AIM
Please copy, character for character, the stretch of lines in the items below from the line containing "div-container-icon: DIV: [461, 64, 473, 75]" through the line containing "size-dropdown-label: Size: [668, 29, 692, 44]", including both of those lines and nothing else.

· · · · ·

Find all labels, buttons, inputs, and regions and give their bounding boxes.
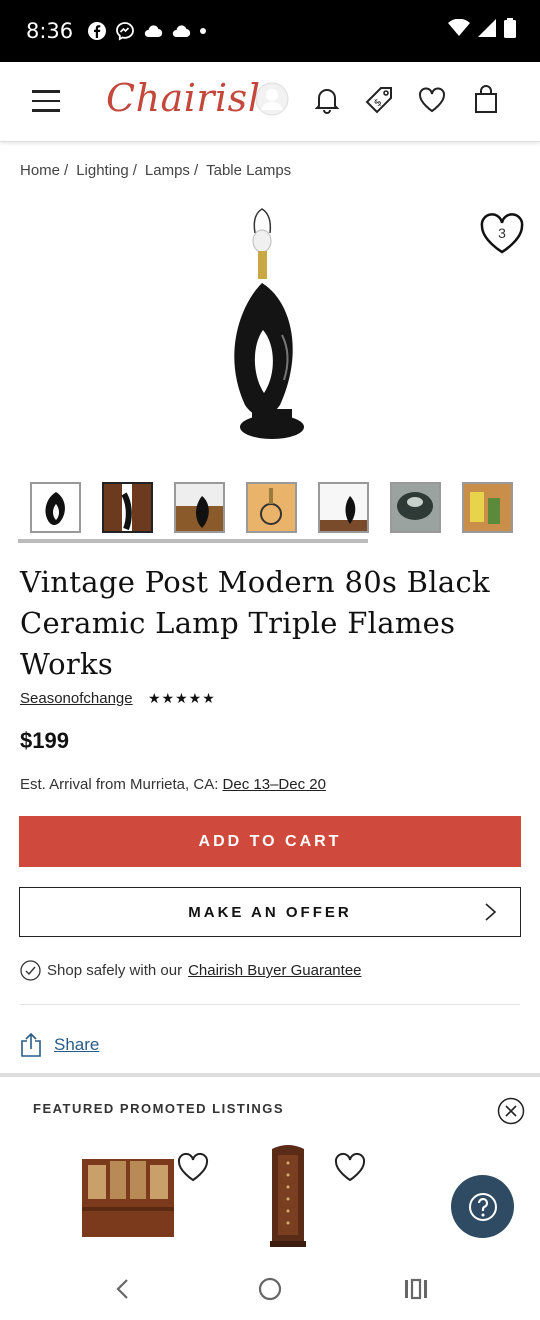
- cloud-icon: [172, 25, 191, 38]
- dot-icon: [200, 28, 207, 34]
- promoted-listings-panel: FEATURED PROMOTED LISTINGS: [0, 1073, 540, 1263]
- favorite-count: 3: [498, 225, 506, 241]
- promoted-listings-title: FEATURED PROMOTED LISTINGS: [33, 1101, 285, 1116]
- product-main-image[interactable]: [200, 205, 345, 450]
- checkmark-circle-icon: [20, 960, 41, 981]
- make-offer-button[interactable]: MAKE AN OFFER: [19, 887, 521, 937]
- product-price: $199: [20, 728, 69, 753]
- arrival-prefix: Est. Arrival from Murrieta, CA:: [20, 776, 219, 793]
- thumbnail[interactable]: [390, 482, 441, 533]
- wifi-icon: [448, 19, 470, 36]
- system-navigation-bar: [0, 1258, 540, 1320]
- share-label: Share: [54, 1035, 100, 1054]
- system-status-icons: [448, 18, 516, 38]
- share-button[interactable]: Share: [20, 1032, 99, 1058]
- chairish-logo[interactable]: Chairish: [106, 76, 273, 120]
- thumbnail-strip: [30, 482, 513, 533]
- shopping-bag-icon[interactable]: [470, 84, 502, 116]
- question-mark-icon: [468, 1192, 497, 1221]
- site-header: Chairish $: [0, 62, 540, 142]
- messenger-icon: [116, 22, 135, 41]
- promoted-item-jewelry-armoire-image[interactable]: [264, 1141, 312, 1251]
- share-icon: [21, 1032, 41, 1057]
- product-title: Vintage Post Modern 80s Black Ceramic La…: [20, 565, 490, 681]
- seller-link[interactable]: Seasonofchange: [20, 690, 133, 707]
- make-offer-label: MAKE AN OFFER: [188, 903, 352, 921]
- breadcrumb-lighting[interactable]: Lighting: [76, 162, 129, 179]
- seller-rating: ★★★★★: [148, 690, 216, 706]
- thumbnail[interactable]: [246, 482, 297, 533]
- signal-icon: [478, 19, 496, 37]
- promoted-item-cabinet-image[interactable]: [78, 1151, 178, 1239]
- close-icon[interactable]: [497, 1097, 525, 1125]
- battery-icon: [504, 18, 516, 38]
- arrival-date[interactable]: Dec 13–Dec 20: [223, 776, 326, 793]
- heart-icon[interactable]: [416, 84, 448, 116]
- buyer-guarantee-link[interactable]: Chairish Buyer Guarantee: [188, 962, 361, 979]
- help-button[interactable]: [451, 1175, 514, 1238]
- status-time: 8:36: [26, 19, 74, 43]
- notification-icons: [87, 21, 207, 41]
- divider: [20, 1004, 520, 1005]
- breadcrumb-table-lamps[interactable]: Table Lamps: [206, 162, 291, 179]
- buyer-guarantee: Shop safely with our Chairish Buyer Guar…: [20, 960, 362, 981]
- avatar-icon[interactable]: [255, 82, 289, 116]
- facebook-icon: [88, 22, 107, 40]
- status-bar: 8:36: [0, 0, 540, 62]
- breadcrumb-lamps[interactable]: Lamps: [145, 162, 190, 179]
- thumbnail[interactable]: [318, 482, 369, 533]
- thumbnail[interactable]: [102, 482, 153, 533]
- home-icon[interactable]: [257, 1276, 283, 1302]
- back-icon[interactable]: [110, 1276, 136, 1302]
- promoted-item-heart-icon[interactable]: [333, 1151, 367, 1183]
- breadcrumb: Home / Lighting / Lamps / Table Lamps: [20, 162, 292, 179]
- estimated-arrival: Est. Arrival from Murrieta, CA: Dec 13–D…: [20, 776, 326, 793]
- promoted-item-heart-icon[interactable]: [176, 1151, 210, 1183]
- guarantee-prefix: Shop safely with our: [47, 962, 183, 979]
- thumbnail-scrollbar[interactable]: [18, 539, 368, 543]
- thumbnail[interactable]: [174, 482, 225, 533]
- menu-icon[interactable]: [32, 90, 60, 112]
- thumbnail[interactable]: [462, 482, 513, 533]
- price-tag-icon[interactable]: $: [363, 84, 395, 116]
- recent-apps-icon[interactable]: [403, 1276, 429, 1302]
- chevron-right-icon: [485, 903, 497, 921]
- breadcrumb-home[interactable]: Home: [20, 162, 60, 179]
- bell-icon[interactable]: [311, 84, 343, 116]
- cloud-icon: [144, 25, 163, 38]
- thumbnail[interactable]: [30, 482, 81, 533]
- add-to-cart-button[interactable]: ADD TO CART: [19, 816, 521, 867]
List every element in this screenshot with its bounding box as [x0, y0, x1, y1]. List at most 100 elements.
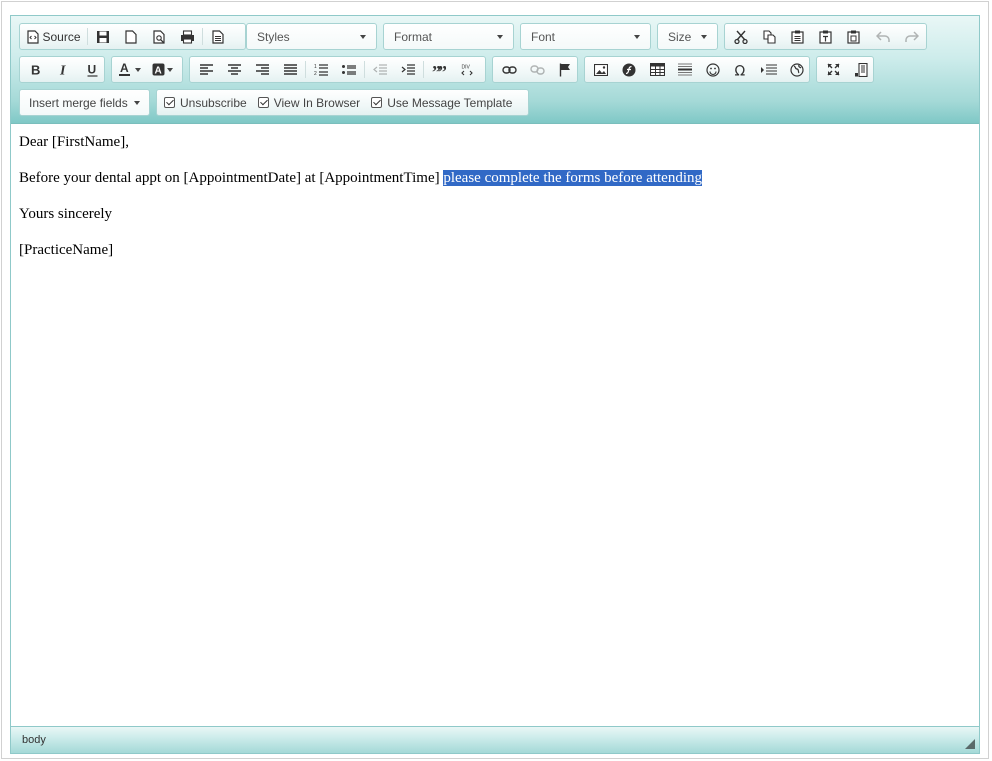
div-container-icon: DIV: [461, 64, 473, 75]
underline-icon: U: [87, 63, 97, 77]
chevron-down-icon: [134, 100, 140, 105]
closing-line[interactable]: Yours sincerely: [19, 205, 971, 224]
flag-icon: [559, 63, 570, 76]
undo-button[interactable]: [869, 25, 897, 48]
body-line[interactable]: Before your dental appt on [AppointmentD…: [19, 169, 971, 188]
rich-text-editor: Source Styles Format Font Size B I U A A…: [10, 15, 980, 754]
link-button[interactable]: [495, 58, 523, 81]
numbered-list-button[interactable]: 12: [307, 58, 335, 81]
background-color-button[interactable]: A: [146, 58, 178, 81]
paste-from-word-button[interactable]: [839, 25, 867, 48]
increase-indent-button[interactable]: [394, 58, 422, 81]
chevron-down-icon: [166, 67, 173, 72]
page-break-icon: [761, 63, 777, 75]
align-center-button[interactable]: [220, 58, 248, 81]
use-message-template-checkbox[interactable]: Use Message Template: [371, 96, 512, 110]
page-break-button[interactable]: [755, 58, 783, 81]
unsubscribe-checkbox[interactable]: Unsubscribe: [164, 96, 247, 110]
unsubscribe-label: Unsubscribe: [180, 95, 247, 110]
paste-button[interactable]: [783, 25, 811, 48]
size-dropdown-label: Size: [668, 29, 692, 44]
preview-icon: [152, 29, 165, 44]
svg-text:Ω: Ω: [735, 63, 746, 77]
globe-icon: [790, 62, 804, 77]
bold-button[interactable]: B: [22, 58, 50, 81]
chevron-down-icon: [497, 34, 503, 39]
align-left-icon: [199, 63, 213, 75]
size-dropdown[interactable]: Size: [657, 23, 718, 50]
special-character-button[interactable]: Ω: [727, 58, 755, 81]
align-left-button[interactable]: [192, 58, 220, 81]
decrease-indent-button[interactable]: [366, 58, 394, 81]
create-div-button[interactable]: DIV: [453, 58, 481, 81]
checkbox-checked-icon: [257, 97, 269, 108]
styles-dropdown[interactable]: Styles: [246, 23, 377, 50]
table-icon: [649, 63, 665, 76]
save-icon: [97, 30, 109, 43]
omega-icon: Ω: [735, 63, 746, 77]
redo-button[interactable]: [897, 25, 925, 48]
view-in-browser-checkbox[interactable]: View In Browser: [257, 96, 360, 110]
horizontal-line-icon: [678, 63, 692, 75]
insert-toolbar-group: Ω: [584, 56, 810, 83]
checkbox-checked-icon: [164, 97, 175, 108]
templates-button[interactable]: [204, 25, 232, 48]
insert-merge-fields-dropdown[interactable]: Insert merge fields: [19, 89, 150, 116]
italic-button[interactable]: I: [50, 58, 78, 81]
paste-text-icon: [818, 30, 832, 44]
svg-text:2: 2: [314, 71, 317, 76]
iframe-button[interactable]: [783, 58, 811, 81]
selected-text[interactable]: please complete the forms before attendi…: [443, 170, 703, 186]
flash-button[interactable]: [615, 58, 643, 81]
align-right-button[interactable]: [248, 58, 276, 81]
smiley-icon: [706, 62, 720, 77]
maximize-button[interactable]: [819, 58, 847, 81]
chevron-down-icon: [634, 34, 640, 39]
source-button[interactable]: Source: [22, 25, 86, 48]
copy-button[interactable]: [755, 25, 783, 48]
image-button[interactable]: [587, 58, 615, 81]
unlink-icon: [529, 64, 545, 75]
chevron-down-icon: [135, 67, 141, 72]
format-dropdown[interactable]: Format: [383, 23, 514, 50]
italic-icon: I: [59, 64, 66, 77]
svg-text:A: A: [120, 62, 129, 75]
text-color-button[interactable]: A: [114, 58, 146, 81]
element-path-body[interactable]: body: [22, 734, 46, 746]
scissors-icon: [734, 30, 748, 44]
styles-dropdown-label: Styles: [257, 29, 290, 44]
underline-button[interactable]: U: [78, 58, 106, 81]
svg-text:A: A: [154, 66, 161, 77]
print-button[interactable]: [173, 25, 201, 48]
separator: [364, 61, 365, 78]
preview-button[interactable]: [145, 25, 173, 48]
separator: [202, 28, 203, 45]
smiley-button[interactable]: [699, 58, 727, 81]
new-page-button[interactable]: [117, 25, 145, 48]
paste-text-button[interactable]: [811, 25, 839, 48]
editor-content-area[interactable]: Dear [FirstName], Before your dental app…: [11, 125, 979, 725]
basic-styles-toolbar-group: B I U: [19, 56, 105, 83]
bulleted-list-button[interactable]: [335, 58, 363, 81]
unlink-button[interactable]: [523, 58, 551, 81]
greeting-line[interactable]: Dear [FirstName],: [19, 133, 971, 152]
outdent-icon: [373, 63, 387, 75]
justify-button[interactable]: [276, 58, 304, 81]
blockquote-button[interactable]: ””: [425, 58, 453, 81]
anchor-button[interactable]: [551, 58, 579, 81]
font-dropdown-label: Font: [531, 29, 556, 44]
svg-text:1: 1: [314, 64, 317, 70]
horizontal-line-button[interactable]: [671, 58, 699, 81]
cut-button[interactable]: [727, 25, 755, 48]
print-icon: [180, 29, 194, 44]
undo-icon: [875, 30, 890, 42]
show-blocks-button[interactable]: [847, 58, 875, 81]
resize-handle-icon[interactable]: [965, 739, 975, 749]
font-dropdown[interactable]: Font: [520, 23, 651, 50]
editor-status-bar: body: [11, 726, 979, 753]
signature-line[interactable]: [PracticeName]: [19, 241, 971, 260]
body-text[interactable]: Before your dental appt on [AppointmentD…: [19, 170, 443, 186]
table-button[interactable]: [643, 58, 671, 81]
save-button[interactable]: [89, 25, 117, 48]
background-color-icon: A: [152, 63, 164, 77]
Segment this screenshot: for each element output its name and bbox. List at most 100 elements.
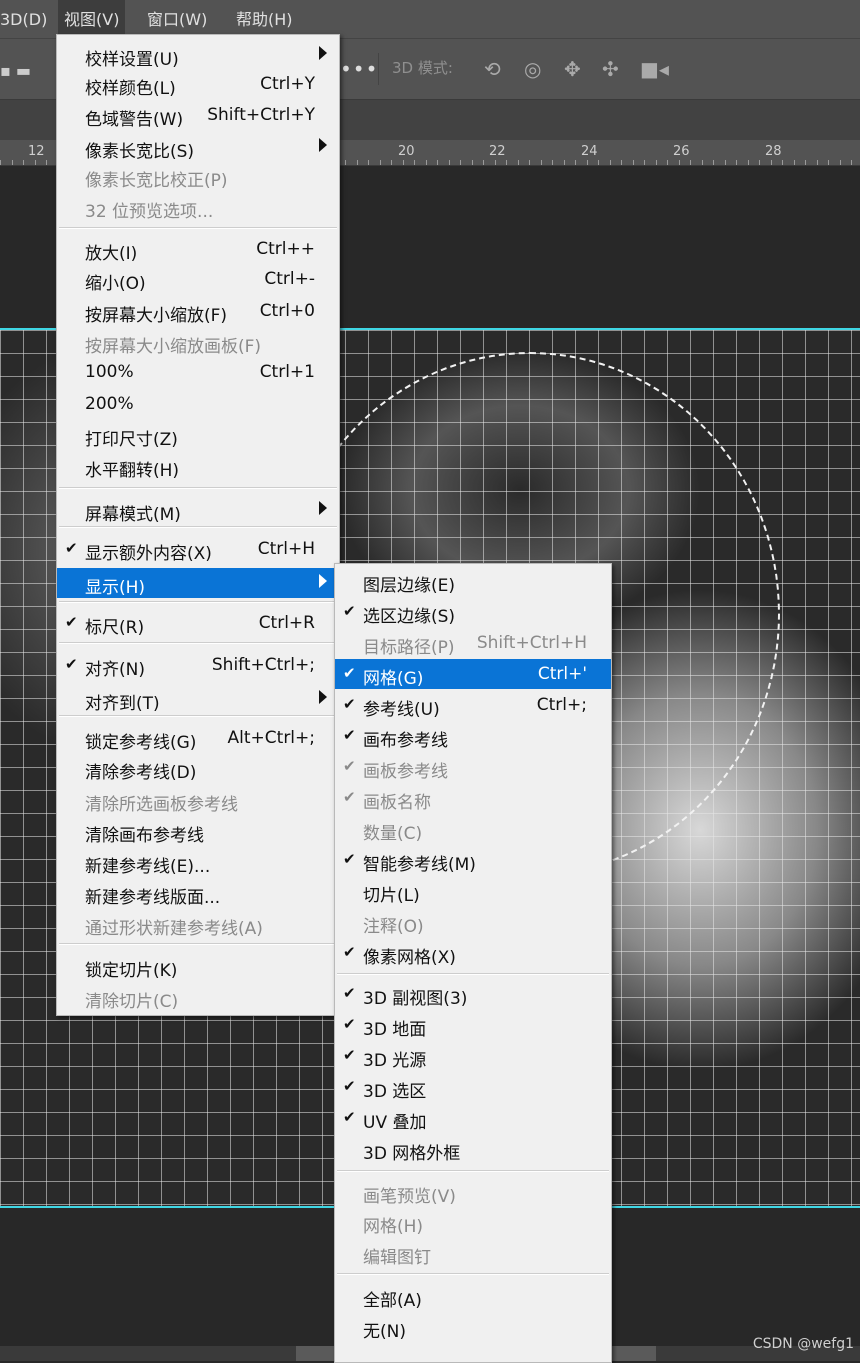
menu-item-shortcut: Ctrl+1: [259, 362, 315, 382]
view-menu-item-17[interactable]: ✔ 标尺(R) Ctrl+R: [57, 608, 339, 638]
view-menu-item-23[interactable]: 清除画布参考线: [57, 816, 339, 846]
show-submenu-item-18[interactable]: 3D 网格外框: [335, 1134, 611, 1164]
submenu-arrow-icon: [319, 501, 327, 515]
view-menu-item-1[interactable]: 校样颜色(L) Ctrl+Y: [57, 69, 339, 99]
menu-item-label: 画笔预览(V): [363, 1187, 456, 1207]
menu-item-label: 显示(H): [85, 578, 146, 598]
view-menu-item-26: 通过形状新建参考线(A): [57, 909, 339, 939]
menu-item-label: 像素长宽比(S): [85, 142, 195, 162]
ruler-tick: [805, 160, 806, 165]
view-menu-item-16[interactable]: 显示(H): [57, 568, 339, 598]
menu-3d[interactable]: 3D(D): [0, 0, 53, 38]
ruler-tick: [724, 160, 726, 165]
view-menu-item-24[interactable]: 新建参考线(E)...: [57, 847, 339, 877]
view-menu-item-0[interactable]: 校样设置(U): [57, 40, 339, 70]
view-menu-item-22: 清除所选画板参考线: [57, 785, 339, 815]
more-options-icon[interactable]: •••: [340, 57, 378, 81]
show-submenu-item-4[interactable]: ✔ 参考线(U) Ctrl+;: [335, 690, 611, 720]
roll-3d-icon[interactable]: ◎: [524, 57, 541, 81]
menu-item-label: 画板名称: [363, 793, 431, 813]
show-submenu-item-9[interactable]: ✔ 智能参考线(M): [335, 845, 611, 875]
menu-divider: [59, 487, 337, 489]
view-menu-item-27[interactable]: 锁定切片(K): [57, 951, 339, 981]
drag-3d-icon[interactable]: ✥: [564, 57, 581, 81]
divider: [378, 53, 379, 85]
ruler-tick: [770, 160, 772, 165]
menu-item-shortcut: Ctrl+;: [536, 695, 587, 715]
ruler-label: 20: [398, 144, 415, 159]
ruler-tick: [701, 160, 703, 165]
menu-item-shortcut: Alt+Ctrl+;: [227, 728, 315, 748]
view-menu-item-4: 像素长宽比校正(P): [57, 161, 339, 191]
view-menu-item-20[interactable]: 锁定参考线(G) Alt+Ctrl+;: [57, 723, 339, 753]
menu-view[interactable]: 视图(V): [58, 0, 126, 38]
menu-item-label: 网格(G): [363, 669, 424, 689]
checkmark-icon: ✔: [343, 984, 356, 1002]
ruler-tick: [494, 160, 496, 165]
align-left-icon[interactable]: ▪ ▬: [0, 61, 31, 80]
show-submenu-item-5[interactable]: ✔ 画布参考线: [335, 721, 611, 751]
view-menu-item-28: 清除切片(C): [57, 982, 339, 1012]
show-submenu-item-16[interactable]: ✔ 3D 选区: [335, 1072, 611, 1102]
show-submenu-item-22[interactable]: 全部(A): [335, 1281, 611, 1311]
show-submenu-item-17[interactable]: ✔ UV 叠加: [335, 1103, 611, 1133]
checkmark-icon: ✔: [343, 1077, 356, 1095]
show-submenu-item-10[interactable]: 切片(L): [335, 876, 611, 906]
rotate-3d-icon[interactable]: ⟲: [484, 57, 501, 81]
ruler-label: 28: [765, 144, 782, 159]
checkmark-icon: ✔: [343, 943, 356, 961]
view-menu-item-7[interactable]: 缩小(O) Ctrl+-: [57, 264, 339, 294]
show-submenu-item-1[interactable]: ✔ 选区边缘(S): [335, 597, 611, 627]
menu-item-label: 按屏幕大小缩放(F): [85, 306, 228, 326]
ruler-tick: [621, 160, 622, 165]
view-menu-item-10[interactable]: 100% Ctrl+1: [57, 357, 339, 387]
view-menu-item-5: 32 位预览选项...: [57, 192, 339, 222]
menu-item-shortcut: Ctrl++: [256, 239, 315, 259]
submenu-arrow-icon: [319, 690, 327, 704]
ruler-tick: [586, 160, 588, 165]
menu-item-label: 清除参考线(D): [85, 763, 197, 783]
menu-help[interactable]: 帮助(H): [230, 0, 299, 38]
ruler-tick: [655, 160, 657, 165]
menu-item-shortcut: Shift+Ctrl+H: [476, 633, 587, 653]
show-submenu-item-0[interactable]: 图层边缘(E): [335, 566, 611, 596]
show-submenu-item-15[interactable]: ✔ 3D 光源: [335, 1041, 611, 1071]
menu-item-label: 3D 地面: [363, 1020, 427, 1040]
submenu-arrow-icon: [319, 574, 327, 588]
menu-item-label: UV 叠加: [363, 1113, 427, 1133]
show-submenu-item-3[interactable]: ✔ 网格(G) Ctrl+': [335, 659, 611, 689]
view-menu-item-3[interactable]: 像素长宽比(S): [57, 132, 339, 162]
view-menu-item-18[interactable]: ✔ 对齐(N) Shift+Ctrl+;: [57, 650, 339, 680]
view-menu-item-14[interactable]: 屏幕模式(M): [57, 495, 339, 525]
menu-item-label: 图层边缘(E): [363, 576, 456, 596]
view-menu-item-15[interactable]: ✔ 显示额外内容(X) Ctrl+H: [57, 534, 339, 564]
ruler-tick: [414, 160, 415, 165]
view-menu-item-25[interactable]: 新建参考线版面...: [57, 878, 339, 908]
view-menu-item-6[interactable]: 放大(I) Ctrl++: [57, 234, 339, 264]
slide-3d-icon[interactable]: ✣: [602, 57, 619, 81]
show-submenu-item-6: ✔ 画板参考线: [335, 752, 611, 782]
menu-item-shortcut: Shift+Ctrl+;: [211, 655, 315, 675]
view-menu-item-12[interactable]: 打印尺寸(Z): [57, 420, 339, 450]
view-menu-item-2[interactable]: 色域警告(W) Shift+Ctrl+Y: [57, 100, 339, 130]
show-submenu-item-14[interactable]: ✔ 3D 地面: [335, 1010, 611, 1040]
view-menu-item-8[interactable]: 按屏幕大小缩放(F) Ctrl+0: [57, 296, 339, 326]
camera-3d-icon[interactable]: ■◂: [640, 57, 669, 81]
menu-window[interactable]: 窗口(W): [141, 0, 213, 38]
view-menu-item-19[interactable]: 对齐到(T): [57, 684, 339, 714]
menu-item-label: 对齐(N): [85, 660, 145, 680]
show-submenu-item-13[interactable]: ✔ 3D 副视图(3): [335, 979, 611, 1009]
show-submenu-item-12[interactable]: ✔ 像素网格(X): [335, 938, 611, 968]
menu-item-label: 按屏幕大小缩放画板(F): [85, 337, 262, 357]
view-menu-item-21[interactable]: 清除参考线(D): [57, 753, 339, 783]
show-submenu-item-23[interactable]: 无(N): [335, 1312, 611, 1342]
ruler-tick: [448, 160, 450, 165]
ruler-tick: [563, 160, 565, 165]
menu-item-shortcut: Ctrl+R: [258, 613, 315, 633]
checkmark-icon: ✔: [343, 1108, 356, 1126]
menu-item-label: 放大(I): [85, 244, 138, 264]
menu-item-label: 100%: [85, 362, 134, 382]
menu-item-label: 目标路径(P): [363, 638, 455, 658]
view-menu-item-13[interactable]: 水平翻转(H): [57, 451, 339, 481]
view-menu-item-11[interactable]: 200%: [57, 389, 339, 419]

· · · · ·

OUTPUT FOR THIS EXERCISE
div-container-icon: DIV: [461, 64, 473, 75]
underline-icon: U: [87, 63, 97, 77]
chevron-down-icon: [134, 100, 140, 105]
closing-line[interactable]: Yours sincerely: [19, 205, 971, 224]
flag-icon: [559, 63, 570, 76]
undo-button[interactable]: [869, 25, 897, 48]
body-line[interactable]: Before your dental appt on [AppointmentD…: [19, 169, 971, 188]
rich-text-editor: Source Styles Format Font Size B I U A A…: [10, 15, 980, 754]
link-button[interactable]: [495, 58, 523, 81]
numbered-list-button[interactable]: 12: [307, 58, 335, 81]
background-color-button[interactable]: A: [146, 58, 178, 81]
paste-from-word-button[interactable]: [839, 25, 867, 48]
increase-indent-button[interactable]: [394, 58, 422, 81]
chevron-down-icon: [166, 67, 173, 72]
page-break-icon: [761, 63, 777, 75]
align-center-button[interactable]: [220, 58, 248, 81]
use-message-template-checkbox[interactable]: Use Message Template: [371, 96, 512, 110]
page-break-button[interactable]: [755, 58, 783, 81]
unsubscribe-checkbox[interactable]: Unsubscribe: [164, 96, 247, 110]
unsubscribe-label: Unsubscribe: [180, 95, 247, 110]
paste-button[interactable]: [783, 25, 811, 48]
size-dropdown-label: Size: [668, 29, 692, 44]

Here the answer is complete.